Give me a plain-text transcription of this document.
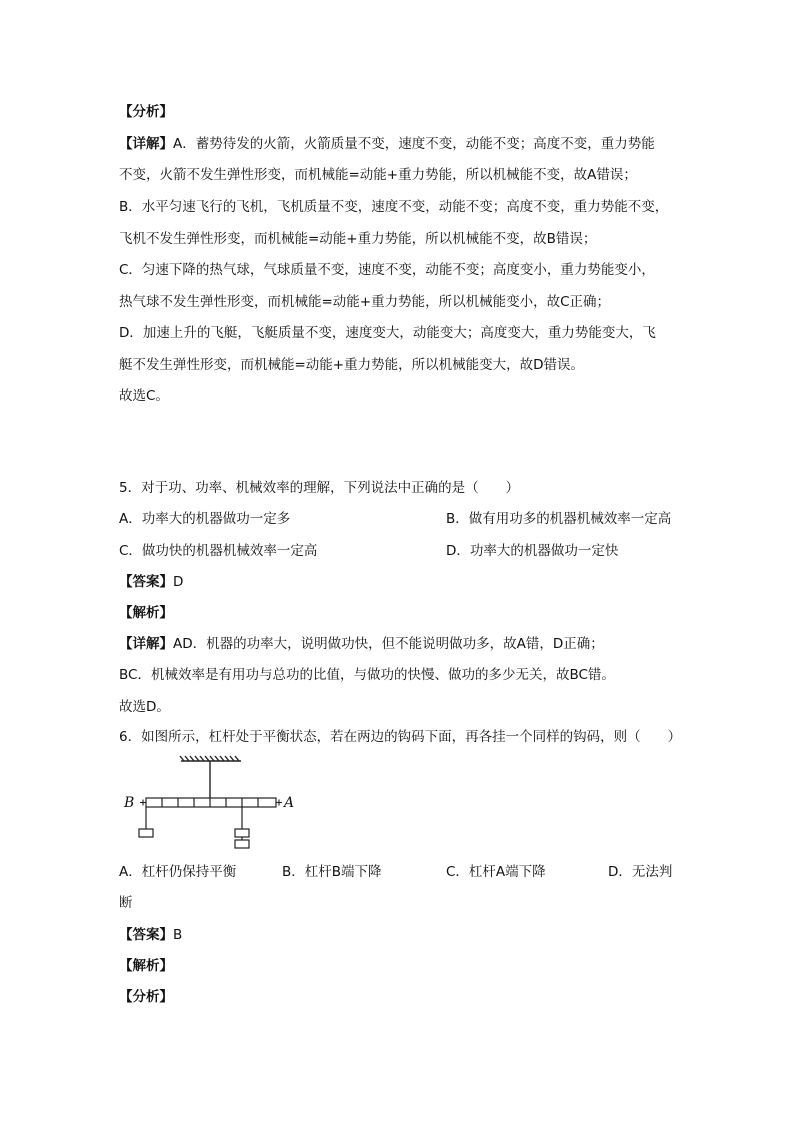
【分析】
【详解】A．蓄势待发的火箭，火箭质量不变，速度不变，动能不变；高度不变，重力势能
不变，火箭不发生弹性形变，而机械能=动能+重力势能，所以机械能不变，故A错误；
B．水平匀速飞行的飞机，飞机质量不变，速度不变，动能不变；高度不变，重力势能不变，
飞机不发生弹性形变，而机械能=动能+重力势能，所以机械能不变，故B错误；
C．匀速下降的热气球，气球质量不变，速度不变，动能不变；高度变小，重力势能变小，
热气球不发生弹性形变，而机械能=动能+重力势能，所以机械能变小，故C正确；
D．加速上升的飞艇，飞艇质量不变，速度变大，动能变大；高度变大，重力势能变大，飞
艇不发生弹性形变，而机械能=动能+重力势能，所以机械能变大，故D错误。
故选C。
5．对于功、功率、机械效率的理解，下列说法中正确的是（　　）
A．功率大的机器做功一定多	B．做有用功多的机器机械效率一定高
C．做功快的机器机械效率一定高	D．功率大的机器做功一定快
【答案】D
【解析】
【详解】AD．机器的功率大，说明做功快，但不能说明做功多，故A错，D正确；
BC．机械效率是有用功与总功的比值，与做功的快慢、做功的多少无关，故BC错。
故选D。
6．如图所示，杠杆处于平衡状态，若在两边的钩码下面，再各挂一个同样的钩码，则（　　）
B	A
A．杠杆仍保持平衡	B．杠杆B端下降	C．杠杆A端下降	D．无法判
断
【答案】B
【解析】
【分析】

Task to carry out
Give an exact copy of the material, leaving out every picture.

Task solution
Give me a plain-text transcription of this document.
【分析】
【详解】A．蓄势待发的火箭，火箭质量不变，速度不变，动能不变；高度不变，重力势能
不变，火箭不发生弹性形变，而机械能=动能+重力势能，所以机械能不变，故A错误；
B．水平匀速飞行的飞机，飞机质量不变，速度不变，动能不变；高度不变，重力势能不变，
飞机不发生弹性形变，而机械能=动能+重力势能，所以机械能不变，故B错误；
C．匀速下降的热气球，气球质量不变，速度不变，动能不变；高度变小，重力势能变小，
热气球不发生弹性形变，而机械能=动能+重力势能，所以机械能变小，故C正确；
D．加速上升的飞艇，飞艇质量不变，速度变大，动能变大；高度变大，重力势能变大，飞
艇不发生弹性形变，而机械能=动能+重力势能，所以机械能变大，故D错误。
故选C。
5．对于功、功率、机械效率的理解，下列说法中正确的是（　　）
A．功率大的机器做功一定多	B．做有用功多的机器机械效率一定高
C．做功快的机器机械效率一定高	D．功率大的机器做功一定快
【答案】D
【解析】
【详解】AD．机器的功率大，说明做功快，但不能说明做功多，故A错，D正确；
BC．机械效率是有用功与总功的比值，与做功的快慢、做功的多少无关，故BC错。
故选D。
6．如图所示，杠杆处于平衡状态，若在两边的钩码下面，再各挂一个同样的钩码，则（　　）
B	A
A．杠杆仍保持平衡	B．杠杆B端下降	C．杠杆A端下降	D．无法判
断
【答案】B
【解析】
【分析】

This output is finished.